Work to do
Can you quote the records below in full, word for word?

[Collected data entries]
------------------------------

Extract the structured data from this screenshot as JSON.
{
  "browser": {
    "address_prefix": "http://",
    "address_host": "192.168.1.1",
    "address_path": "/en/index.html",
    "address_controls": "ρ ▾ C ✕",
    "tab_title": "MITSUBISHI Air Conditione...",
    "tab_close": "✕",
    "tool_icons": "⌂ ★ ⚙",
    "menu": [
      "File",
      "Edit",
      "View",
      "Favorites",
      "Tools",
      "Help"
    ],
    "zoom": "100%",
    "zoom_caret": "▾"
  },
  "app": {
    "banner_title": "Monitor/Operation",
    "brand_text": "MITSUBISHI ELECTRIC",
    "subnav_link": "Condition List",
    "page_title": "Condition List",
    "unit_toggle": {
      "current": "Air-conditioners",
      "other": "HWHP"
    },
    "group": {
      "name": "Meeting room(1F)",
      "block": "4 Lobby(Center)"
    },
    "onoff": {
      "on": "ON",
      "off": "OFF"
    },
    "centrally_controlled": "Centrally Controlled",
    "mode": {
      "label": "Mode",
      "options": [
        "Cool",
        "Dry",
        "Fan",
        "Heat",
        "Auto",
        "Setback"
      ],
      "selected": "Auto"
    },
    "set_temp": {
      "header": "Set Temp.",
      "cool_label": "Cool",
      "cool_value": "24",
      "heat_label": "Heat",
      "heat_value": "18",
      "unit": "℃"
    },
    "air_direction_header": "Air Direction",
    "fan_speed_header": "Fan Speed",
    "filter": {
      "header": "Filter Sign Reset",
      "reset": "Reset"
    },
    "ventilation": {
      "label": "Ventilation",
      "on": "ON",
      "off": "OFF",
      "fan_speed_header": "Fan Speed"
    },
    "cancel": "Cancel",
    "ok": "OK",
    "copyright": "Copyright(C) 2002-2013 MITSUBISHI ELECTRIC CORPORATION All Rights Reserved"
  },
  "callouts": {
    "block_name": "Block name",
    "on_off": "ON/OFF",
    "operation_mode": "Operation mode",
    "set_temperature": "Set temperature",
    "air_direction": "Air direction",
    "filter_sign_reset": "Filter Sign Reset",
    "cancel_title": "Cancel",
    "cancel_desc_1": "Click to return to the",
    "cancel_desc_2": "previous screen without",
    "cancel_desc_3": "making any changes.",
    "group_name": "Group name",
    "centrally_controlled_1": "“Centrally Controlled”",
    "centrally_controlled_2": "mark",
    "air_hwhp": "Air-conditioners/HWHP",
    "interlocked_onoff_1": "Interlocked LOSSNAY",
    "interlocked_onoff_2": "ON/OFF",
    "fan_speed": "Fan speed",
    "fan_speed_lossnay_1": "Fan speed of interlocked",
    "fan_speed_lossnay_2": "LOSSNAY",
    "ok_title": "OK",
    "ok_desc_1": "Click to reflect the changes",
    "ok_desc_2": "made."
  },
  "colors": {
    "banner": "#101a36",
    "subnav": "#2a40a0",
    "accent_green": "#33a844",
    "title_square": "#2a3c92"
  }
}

------------------------------

Output of the exercise
Extract the structured data from this screenshot as JSON.
{
  "browser": {
    "address_prefix": "http://",
    "address_host": "192.168.1.1",
    "address_path": "/en/index.html",
    "address_controls": "ρ ▾ C ✕",
    "tab_title": "MITSUBISHI Air Conditione...",
    "tab_close": "✕",
    "tool_icons": "⌂ ★ ⚙",
    "menu": [
      "File",
      "Edit",
      "View",
      "Favorites",
      "Tools",
      "Help"
    ],
    "zoom": "100%",
    "zoom_caret": "▾"
  },
  "app": {
    "banner_title": "Monitor/Operation",
    "brand_text": "MITSUBISHI ELECTRIC",
    "subnav_link": "Condition List",
    "page_title": "Condition List",
    "unit_toggle": {
      "current": "Air-conditioners",
      "other": "HWHP"
    },
    "group": {
      "name": "Meeting room(1F)",
      "block": "4 Lobby(Center)"
    },
    "onoff": {
      "on": "ON",
      "off": "OFF"
    },
    "centrally_controlled": "Centrally Controlled",
    "mode": {
      "label": "Mode",
      "options": [
        "Cool",
        "Dry",
        "Fan",
        "Heat",
        "Auto",
        "Setback"
      ],
      "selected": "Auto"
    },
    "set_temp": {
      "header": "Set Temp.",
      "cool_label": "Cool",
      "cool_value": "24",
      "heat_label": "Heat",
      "heat_value": "18",
      "unit": "℃"
    },
    "air_direction_header": "Air Direction",
    "fan_speed_header": "Fan Speed",
    "filter": {
      "header": "Filter Sign Reset",
      "reset": "Reset"
    },
    "ventilation": {
      "label": "Ventilation",
      "on": "ON",
      "off": "OFF",
      "fan_speed_header": "Fan Speed"
    },
    "cancel": "Cancel",
    "ok": "OK",
    "copyright": "Copyright(C) 2002-2013 MITSUBISHI ELECTRIC CORPORATION All Rights Reserved"
  },
  "callouts": {
    "block_name": "Block name",
    "on_off": "ON/OFF",
    "operation_mode": "Operation mode",
    "set_temperature": "Set temperature",
    "air_direction": "Air direction",
    "filter_sign_reset": "Filter Sign Reset",
    "cancel_title": "Cancel",
    "cancel_desc_1": "Click to return to the",
    "cancel_desc_2": "previous screen without",
    "cancel_desc_3": "making any changes.",
    "group_name": "Group name",
    "centrally_controlled_1": "“Centrally Controlled”",
    "centrally_controlled_2": "mark",
    "air_hwhp": "Air-conditioners/HWHP",
    "interlocked_onoff_1": "Interlocked LOSSNAY",
    "interlocked_onoff_2": "ON/OFF",
    "fan_speed": "Fan speed",
    "fan_speed_lossnay_1": "Fan speed of interlocked",
    "fan_speed_lossnay_2": "LOSSNAY",
    "ok_title": "OK",
    "ok_desc_1": "Click to reflect the changes",
    "ok_desc_2": "made."
  },
  "colors": {
    "banner": "#101a36",
    "subnav": "#2a40a0",
    "accent_green": "#33a844",
    "title_square": "#2a3c92"
  }
}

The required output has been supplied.